_Problem requirements_: Your task is to repeat the listing exactly.

Records from a data source:
_ _ _ _
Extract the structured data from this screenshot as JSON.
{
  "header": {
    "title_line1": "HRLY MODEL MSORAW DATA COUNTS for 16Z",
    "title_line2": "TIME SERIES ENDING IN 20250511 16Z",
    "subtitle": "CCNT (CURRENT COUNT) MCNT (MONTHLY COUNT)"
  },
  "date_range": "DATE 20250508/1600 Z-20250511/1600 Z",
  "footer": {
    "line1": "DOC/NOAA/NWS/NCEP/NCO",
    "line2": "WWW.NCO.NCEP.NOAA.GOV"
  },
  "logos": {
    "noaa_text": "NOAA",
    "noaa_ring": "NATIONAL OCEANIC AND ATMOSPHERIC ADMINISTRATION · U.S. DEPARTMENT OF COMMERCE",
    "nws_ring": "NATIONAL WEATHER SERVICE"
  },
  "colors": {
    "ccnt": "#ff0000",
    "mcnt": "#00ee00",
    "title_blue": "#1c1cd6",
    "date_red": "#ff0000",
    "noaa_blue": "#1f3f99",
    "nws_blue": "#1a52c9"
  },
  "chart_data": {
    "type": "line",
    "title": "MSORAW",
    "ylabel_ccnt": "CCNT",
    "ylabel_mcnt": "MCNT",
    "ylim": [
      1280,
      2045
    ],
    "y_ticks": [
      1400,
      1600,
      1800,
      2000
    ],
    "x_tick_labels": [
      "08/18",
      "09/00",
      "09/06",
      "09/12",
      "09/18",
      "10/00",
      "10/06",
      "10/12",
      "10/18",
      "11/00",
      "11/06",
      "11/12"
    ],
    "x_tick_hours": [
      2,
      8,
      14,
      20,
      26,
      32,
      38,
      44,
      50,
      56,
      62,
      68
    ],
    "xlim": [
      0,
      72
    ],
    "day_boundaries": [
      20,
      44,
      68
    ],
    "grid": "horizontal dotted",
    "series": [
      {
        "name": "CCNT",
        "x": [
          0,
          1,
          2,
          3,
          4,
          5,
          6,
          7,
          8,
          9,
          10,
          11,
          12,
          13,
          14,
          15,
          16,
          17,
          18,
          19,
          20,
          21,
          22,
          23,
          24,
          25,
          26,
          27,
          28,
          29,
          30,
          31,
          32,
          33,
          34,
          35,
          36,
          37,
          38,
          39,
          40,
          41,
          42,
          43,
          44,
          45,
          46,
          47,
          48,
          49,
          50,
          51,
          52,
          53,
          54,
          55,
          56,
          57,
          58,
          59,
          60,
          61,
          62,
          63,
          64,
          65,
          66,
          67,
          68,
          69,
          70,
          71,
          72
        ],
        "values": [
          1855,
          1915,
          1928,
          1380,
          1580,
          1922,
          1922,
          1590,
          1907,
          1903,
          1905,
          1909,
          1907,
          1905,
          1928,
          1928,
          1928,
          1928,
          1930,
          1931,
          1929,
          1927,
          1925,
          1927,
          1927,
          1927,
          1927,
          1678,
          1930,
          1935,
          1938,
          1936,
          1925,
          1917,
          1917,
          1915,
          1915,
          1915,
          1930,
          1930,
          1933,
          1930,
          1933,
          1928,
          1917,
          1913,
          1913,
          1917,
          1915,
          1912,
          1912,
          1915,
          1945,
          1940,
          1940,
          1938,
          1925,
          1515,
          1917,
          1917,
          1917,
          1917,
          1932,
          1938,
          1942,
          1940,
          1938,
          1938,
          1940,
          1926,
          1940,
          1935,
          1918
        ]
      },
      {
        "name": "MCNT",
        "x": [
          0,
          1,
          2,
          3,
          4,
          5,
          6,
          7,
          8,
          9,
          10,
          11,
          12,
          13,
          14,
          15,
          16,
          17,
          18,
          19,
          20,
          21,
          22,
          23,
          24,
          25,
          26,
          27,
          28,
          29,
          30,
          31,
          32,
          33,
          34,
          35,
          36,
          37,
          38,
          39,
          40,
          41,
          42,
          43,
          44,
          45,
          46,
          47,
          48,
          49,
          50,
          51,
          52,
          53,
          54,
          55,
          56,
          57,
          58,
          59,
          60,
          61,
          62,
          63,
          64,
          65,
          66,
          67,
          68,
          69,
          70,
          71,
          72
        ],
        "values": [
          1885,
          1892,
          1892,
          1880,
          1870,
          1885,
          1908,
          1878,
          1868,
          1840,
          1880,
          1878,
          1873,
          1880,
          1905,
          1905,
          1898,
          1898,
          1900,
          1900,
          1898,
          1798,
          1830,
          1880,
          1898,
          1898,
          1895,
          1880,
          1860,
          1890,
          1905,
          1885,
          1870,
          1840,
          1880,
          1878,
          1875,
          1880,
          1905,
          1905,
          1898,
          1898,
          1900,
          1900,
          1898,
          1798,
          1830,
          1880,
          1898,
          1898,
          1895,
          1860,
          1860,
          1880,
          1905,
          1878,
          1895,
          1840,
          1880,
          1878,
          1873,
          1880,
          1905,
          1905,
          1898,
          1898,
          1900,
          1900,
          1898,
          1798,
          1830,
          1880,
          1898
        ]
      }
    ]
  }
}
_ _ _ _
_Expected answer_:
Extract the structured data from this screenshot as JSON.
{
  "header": {
    "title_line1": "HRLY MODEL MSORAW DATA COUNTS for 16Z",
    "title_line2": "TIME SERIES ENDING IN 20250511 16Z",
    "subtitle": "CCNT (CURRENT COUNT) MCNT (MONTHLY COUNT)"
  },
  "date_range": "DATE 20250508/1600 Z-20250511/1600 Z",
  "footer": {
    "line1": "DOC/NOAA/NWS/NCEP/NCO",
    "line2": "WWW.NCO.NCEP.NOAA.GOV"
  },
  "logos": {
    "noaa_text": "NOAA",
    "noaa_ring": "NATIONAL OCEANIC AND ATMOSPHERIC ADMINISTRATION · U.S. DEPARTMENT OF COMMERCE",
    "nws_ring": "NATIONAL WEATHER SERVICE"
  },
  "colors": {
    "ccnt": "#ff0000",
    "mcnt": "#00ee00",
    "title_blue": "#1c1cd6",
    "date_red": "#ff0000",
    "noaa_blue": "#1f3f99",
    "nws_blue": "#1a52c9"
  },
  "chart_data": {
    "type": "line",
    "title": "MSORAW",
    "ylabel_ccnt": "CCNT",
    "ylabel_mcnt": "MCNT",
    "ylim": [
      1280,
      2045
    ],
    "y_ticks": [
      1400,
      1600,
      1800,
      2000
    ],
    "x_tick_labels": [
      "08/18",
      "09/00",
      "09/06",
      "09/12",
      "09/18",
      "10/00",
      "10/06",
      "10/12",
      "10/18",
      "11/00",
      "11/06",
      "11/12"
    ],
    "x_tick_hours": [
      2,
      8,
      14,
      20,
      26,
      32,
      38,
      44,
      50,
      56,
      62,
      68
    ],
    "xlim": [
      0,
      72
    ],
    "day_boundaries": [
      20,
      44,
      68
    ],
    "grid": "horizontal dotted",
    "series": [
      {
        "name": "CCNT",
        "x": [
          0,
          1,
          2,
          3,
          4,
          5,
          6,
          7,
          8,
          9,
          10,
          11,
          12,
          13,
          14,
          15,
          16,
          17,
          18,
          19,
          20,
          21,
          22,
          23,
          24,
          25,
          26,
          27,
          28,
          29,
          30,
          31,
          32,
          33,
          34,
          35,
          36,
          37,
          38,
          39,
          40,
          41,
          42,
          43,
          44,
          45,
          46,
          47,
          48,
          49,
          50,
          51,
          52,
          53,
          54,
          55,
          56,
          57,
          58,
          59,
          60,
          61,
          62,
          63,
          64,
          65,
          66,
          67,
          68,
          69,
          70,
          71,
          72
        ],
        "values": [
          1855,
          1915,
          1928,
          1380,
          1580,
          1922,
          1922,
          1590,
          1907,
          1903,
          1905,
          1909,
          1907,
          1905,
          1928,
          1928,
          1928,
          1928,
          1930,
          1931,
          1929,
          1927,
          1925,
          1927,
          1927,
          1927,
          1927,
          1678,
          1930,
          1935,
          1938,
          1936,
          1925,
          1917,
          1917,
          1915,
          1915,
          1915,
          1930,
          1930,
          1933,
          1930,
          1933,
          1928,
          1917,
          1913,
          1913,
          1917,
          1915,
          1912,
          1912,
          1915,
          1945,
          1940,
          1940,
          1938,
          1925,
          1515,
          1917,
          1917,
          1917,
          1917,
          1932,
          1938,
          1942,
          1940,
          1938,
          1938,
          1940,
          1926,
          1940,
          1935,
          1918
        ]
      },
      {
        "name": "MCNT",
        "x": [
          0,
          1,
          2,
          3,
          4,
          5,
          6,
          7,
          8,
          9,
          10,
          11,
          12,
          13,
          14,
          15,
          16,
          17,
          18,
          19,
          20,
          21,
          22,
          23,
          24,
          25,
          26,
          27,
          28,
          29,
          30,
          31,
          32,
          33,
          34,
          35,
          36,
          37,
          38,
          39,
          40,
          41,
          42,
          43,
          44,
          45,
          46,
          47,
          48,
          49,
          50,
          51,
          52,
          53,
          54,
          55,
          56,
          57,
          58,
          59,
          60,
          61,
          62,
          63,
          64,
          65,
          66,
          67,
          68,
          69,
          70,
          71,
          72
        ],
        "values": [
          1885,
          1892,
          1892,
          1880,
          1870,
          1885,
          1908,
          1878,
          1868,
          1840,
          1880,
          1878,
          1873,
          1880,
          1905,
          1905,
          1898,
          1898,
          1900,
          1900,
          1898,
          1798,
          1830,
          1880,
          1898,
          1898,
          1895,
          1880,
          1860,
          1890,
          1905,
          1885,
          1870,
          1840,
          1880,
          1878,
          1875,
          1880,
          1905,
          1905,
          1898,
          1898,
          1900,
          1900,
          1898,
          1798,
          1830,
          1880,
          1898,
          1898,
          1895,
          1860,
          1860,
          1880,
          1905,
          1878,
          1895,
          1840,
          1880,
          1878,
          1873,
          1880,
          1905,
          1905,
          1898,
          1898,
          1900,
          1900,
          1898,
          1798,
          1830,
          1880,
          1898
        ]
      }
    ]
  }
}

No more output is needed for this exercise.